## EXERCISE TASK
Copy each line in which the string "xlabel" occurs.

## AVAILABLE DATA

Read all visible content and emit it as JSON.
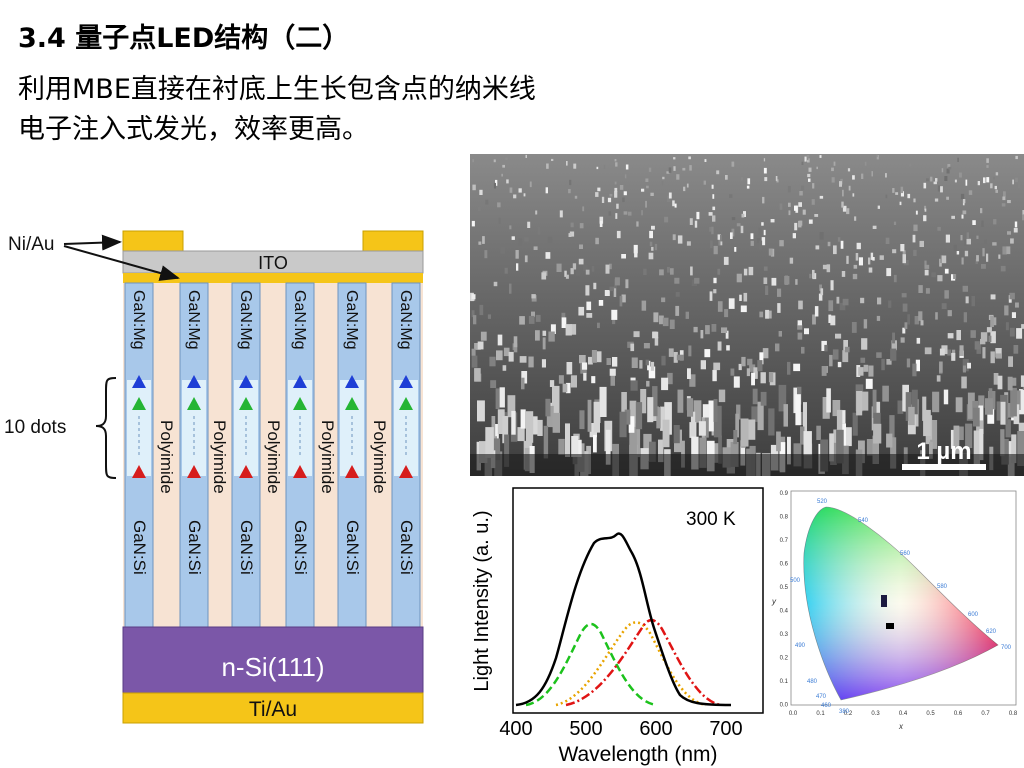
{
  "slide": {
    "title": "3.4 量子点LED结构（二）",
    "subtitle_line1": "利用MBE直接在衬底上生长包含点的纳米线",
    "subtitle_line2": "电子注入式发光，效率更高。"
  },
  "device_diagram": {
    "contact_label": "Ni/Au",
    "ito_label": "ITO",
    "p_layer": "GaN:Mg",
    "dots_label": "10 dots",
    "fill_label": "Polyimide",
    "n_layer": "GaN:Si",
    "substrate_label": "n-Si(111)",
    "bottom_contact": "Ti/Au",
    "colors": {
      "gold": "#f5c518",
      "ito": "#c9c9c9",
      "nanowire": "#a8c8ea",
      "polyimide": "#f7e3d3",
      "substrate": "#7b57a8",
      "dot_blue": "#1f3fd6",
      "dot_green": "#25b534",
      "dot_red": "#d61d1d"
    }
  },
  "sem_image": {
    "scale_label": "1 µm"
  },
  "spectrum": {
    "temperature_label": "300 K",
    "xlabel": "Wavelength (nm)",
    "ylabel": "Light Intensity (a. u.)",
    "x_ticks": [
      "400",
      "500",
      "600",
      "700"
    ]
  },
  "cie_diagram": {
    "y_ticks": [
      "0.9",
      "0.8",
      "0.7",
      "0.6",
      "0.5",
      "0.4",
      "0.3",
      "0.2",
      "0.1",
      "0.0"
    ],
    "x_ticks": [
      "0.0",
      "0.1",
      "0.2",
      "0.3",
      "0.4",
      "0.5",
      "0.6",
      "0.7",
      "0.8"
    ],
    "wavelength_labels": [
      "520",
      "540",
      "560",
      "580",
      "600",
      "620",
      "700",
      "500",
      "490",
      "480",
      "470",
      "460",
      "380"
    ],
    "xlabel": "x",
    "ylabel": "y"
  }
}
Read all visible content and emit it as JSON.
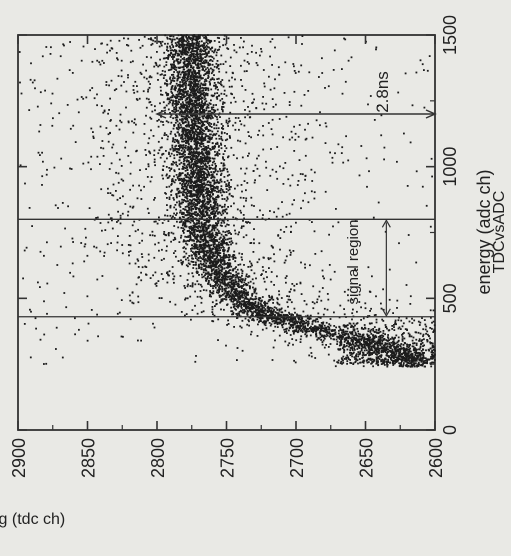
{
  "chart_data": {
    "type": "scatter",
    "title": "TDCvsADC",
    "xlabel": "energy (adc ch)",
    "ylabel": "timing (tdc ch)",
    "xlim": [
      0,
      1500
    ],
    "ylim": [
      2600,
      2900
    ],
    "x_ticks": [
      0,
      500,
      1000,
      1500
    ],
    "y_ticks": [
      2600,
      2650,
      2700,
      2750,
      2800,
      2850,
      2900
    ],
    "x_tick_labels": [
      "0",
      "500",
      "1000",
      "1500"
    ],
    "y_tick_labels": [
      "2600",
      "2650",
      "2700",
      "2750",
      "2800",
      "2850",
      "2900"
    ],
    "grid": false,
    "orientation": "rotated 90 degrees counter-clockwise",
    "signal_region": {
      "x_min": 430,
      "x_max": 800,
      "label": "signal region"
    },
    "resolution_marker": {
      "x": 1200,
      "y_min": 2600,
      "y_max": 2800,
      "label": "2.8ns"
    },
    "locus_description": "dense band near 2770 tdc ch for energy above 500 adc ch, curving down to about 2620 tdc ch at low energy (~300 adc ch)",
    "locus": [
      {
        "x": 280,
        "y": 2620
      },
      {
        "x": 320,
        "y": 2640
      },
      {
        "x": 360,
        "y": 2670
      },
      {
        "x": 400,
        "y": 2700
      },
      {
        "x": 450,
        "y": 2725
      },
      {
        "x": 500,
        "y": 2740
      },
      {
        "x": 600,
        "y": 2755
      },
      {
        "x": 700,
        "y": 2763
      },
      {
        "x": 800,
        "y": 2767
      },
      {
        "x": 1000,
        "y": 2771
      },
      {
        "x": 1200,
        "y": 2774
      },
      {
        "x": 1500,
        "y": 2777
      }
    ]
  }
}
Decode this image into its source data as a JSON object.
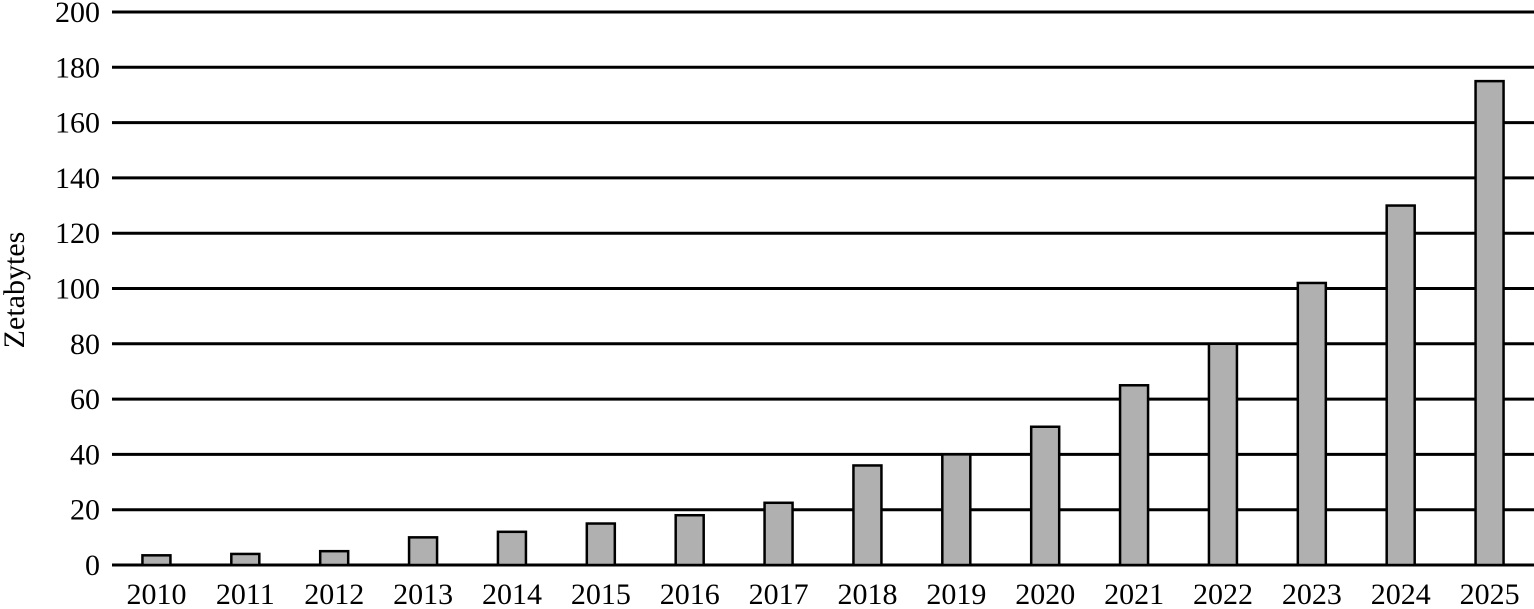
{
  "chart_data": {
    "type": "bar",
    "categories": [
      "2010",
      "2011",
      "2012",
      "2013",
      "2014",
      "2015",
      "2016",
      "2017",
      "2018",
      "2019",
      "2020",
      "2021",
      "2022",
      "2023",
      "2024",
      "2025"
    ],
    "values": [
      3.5,
      4,
      5,
      10,
      12,
      15,
      18,
      22.5,
      36,
      40,
      50,
      65,
      80,
      102,
      130,
      175
    ],
    "ylabel": "Zetabytes",
    "ylim": [
      0,
      200
    ],
    "yticks": [
      "0",
      "20",
      "40",
      "60",
      "80",
      "100",
      "120",
      "140",
      "160",
      "180",
      "200"
    ],
    "grid": true,
    "colors": {
      "bar": "#b0b0b0",
      "bar_stroke": "#000000",
      "grid": "#000000"
    }
  }
}
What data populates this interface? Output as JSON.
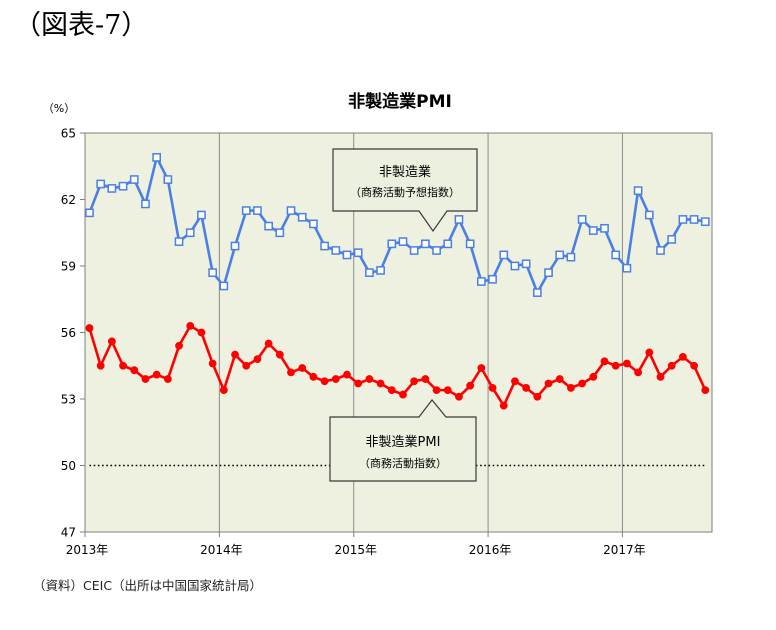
{
  "figure_label": "（図表-7）",
  "source": "（資料）CEIC（出所は中国国家統計局）",
  "chart_data": {
    "type": "line",
    "title": "非製造業PMI",
    "ylabel": "（%）",
    "ylim": [
      47,
      65
    ],
    "yticks": [
      65,
      62,
      59,
      56,
      53,
      50,
      47
    ],
    "x_ticks": [
      "2013-01",
      "2014-01",
      "2015-01",
      "2016-01",
      "2017-01"
    ],
    "x_tick_labels": [
      "2013年",
      "2014年",
      "2015年",
      "2016年",
      "2017年"
    ],
    "grid": {
      "x": true,
      "y": false
    },
    "plot_background": "#EEF1E0",
    "reference_line": {
      "y": 50,
      "color": "#000000"
    },
    "x": [
      "2013-01",
      "2013-02",
      "2013-03",
      "2013-04",
      "2013-05",
      "2013-06",
      "2013-07",
      "2013-08",
      "2013-09",
      "2013-10",
      "2013-11",
      "2013-12",
      "2014-01",
      "2014-02",
      "2014-03",
      "2014-04",
      "2014-05",
      "2014-06",
      "2014-07",
      "2014-08",
      "2014-09",
      "2014-10",
      "2014-11",
      "2014-12",
      "2015-01",
      "2015-02",
      "2015-03",
      "2015-04",
      "2015-05",
      "2015-06",
      "2015-07",
      "2015-08",
      "2015-09",
      "2015-10",
      "2015-11",
      "2015-12",
      "2016-01",
      "2016-02",
      "2016-03",
      "2016-04",
      "2016-05",
      "2016-06",
      "2016-07",
      "2016-08",
      "2016-09",
      "2016-10",
      "2016-11",
      "2016-12",
      "2017-01",
      "2017-02",
      "2017-03",
      "2017-04",
      "2017-05",
      "2017-06",
      "2017-07",
      "2017-08"
    ],
    "series": [
      {
        "name": "非製造業",
        "note": "（商務活動予想指数）",
        "color": "#4A7FE5",
        "marker": "square-open",
        "values": [
          61.4,
          62.7,
          62.5,
          62.6,
          62.9,
          61.8,
          63.9,
          62.9,
          60.1,
          60.5,
          61.3,
          58.7,
          58.1,
          59.9,
          61.5,
          61.5,
          60.8,
          60.5,
          61.5,
          61.2,
          60.9,
          59.9,
          59.7,
          59.5,
          59.6,
          58.7,
          58.8,
          60.0,
          60.1,
          59.7,
          60.0,
          59.7,
          60.0,
          61.1,
          60.0,
          58.3,
          58.4,
          59.5,
          59.0,
          59.1,
          57.8,
          58.7,
          59.5,
          59.4,
          61.1,
          60.6,
          60.7,
          59.5,
          58.9,
          62.4,
          61.3,
          59.7,
          60.2,
          61.1,
          61.1,
          61.0
        ]
      },
      {
        "name": "非製造業PMI",
        "note": "（商務活動指数）",
        "color": "#FF0000",
        "marker": "circle-filled",
        "values": [
          56.2,
          54.5,
          55.6,
          54.5,
          54.3,
          53.9,
          54.1,
          53.9,
          55.4,
          56.3,
          56.0,
          54.6,
          53.4,
          55.0,
          54.5,
          54.8,
          55.5,
          55.0,
          54.2,
          54.4,
          54.0,
          53.8,
          53.9,
          54.1,
          53.7,
          53.9,
          53.7,
          53.4,
          53.2,
          53.8,
          53.9,
          53.4,
          53.4,
          53.1,
          53.6,
          54.4,
          53.5,
          52.7,
          53.8,
          53.5,
          53.1,
          53.7,
          53.9,
          53.5,
          53.7,
          54.0,
          54.7,
          54.5,
          54.6,
          54.2,
          55.1,
          54.0,
          54.5,
          54.9,
          54.5,
          53.4
        ]
      }
    ]
  }
}
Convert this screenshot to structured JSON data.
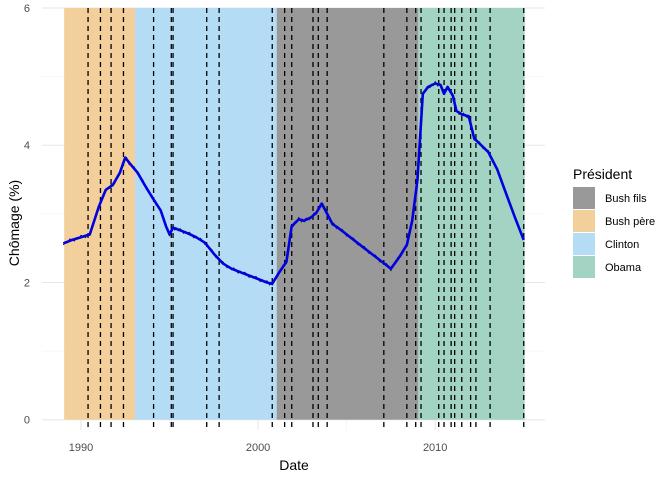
{
  "chart_data": {
    "type": "line",
    "title": "",
    "xlabel": "Date",
    "ylabel": "Chômage (%)",
    "xlim": [
      1987.8,
      2016.2
    ],
    "ylim": [
      -0.15,
      6.0
    ],
    "x_ticks": [
      1990,
      2000,
      2010
    ],
    "x_tick_labels": [
      "1990",
      "2000",
      "2010"
    ],
    "y_ticks": [
      0,
      2,
      4,
      6
    ],
    "y_tick_labels": [
      "0",
      "2",
      "4",
      "6"
    ],
    "grid": true,
    "legend": {
      "title": "Président",
      "placement": "right",
      "entries": [
        {
          "label": "Bush fils",
          "color": "#999999"
        },
        {
          "label": "Bush père",
          "color": "#f2cf9b"
        },
        {
          "label": "Clinton",
          "color": "#b5dcf5"
        },
        {
          "label": "Obama",
          "color": "#a3d3c2"
        }
      ]
    },
    "presidencies": [
      {
        "name": "Bush père",
        "start": 1989.05,
        "end": 1993.05,
        "color": "#f2cf9b"
      },
      {
        "name": "Clinton",
        "start": 1993.05,
        "end": 2001.05,
        "color": "#b5dcf5"
      },
      {
        "name": "Bush fils",
        "start": 2001.05,
        "end": 2009.05,
        "color": "#999999"
      },
      {
        "name": "Obama",
        "start": 2009.05,
        "end": 2015.05,
        "color": "#a3d3c2"
      }
    ],
    "vlines": [
      1990.4,
      1991.1,
      1991.7,
      1992.4,
      1994.1,
      1995.1,
      1995.2,
      1997.1,
      1997.8,
      2000.8,
      2001.5,
      2001.9,
      2003.1,
      2003.4,
      2003.9,
      2007.1,
      2008.4,
      2008.9,
      2009.2,
      2010.2,
      2010.5,
      2010.9,
      2011.1,
      2011.5,
      2012.0,
      2012.3,
      2013.1,
      2015.0
    ],
    "series": [
      {
        "color": "#0000e0",
        "x": [
          1989.0,
          1989.5,
          1990.0,
          1990.5,
          1991.0,
          1991.4,
          1991.8,
          1992.2,
          1992.5,
          1992.8,
          1993.2,
          1993.6,
          1994.0,
          1994.5,
          1994.8,
          1995.0,
          1995.2,
          1995.6,
          1996.0,
          1996.5,
          1997.0,
          1997.5,
          1998.0,
          1998.5,
          1999.0,
          1999.5,
          2000.0,
          2000.5,
          2000.8,
          2001.2,
          2001.6,
          2001.9,
          2002.3,
          2002.6,
          2003.0,
          2003.3,
          2003.6,
          2003.9,
          2004.2,
          2004.5,
          2005.0,
          2005.5,
          2006.0,
          2006.5,
          2007.0,
          2007.5,
          2008.0,
          2008.4,
          2008.7,
          2009.0,
          2009.3,
          2009.6,
          2010.0,
          2010.3,
          2010.5,
          2010.7,
          2011.0,
          2011.2,
          2011.5,
          2011.9,
          2012.2,
          2012.6,
          2013.0,
          2013.5,
          2014.0,
          2014.5,
          2015.0
        ],
        "values": [
          2.57,
          2.62,
          2.66,
          2.7,
          3.1,
          3.35,
          3.42,
          3.6,
          3.82,
          3.72,
          3.6,
          3.42,
          3.25,
          3.05,
          2.82,
          2.7,
          2.8,
          2.76,
          2.72,
          2.66,
          2.58,
          2.42,
          2.28,
          2.2,
          2.15,
          2.1,
          2.05,
          2.0,
          1.98,
          2.15,
          2.3,
          2.82,
          2.92,
          2.9,
          2.95,
          3.02,
          3.15,
          3.0,
          2.85,
          2.8,
          2.7,
          2.6,
          2.5,
          2.4,
          2.3,
          2.2,
          2.38,
          2.55,
          2.9,
          3.5,
          4.75,
          4.85,
          4.9,
          4.88,
          4.75,
          4.85,
          4.72,
          4.5,
          4.45,
          4.42,
          4.1,
          4.0,
          3.9,
          3.65,
          3.3,
          2.95,
          2.62
        ]
      }
    ]
  }
}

## WRITTEN RESPONSE
    "xlabel": "Wavelength (nm)",
    "xlabel": "x",
    "xlabel": "energy (adc ch)",
    "xlabel": "Date",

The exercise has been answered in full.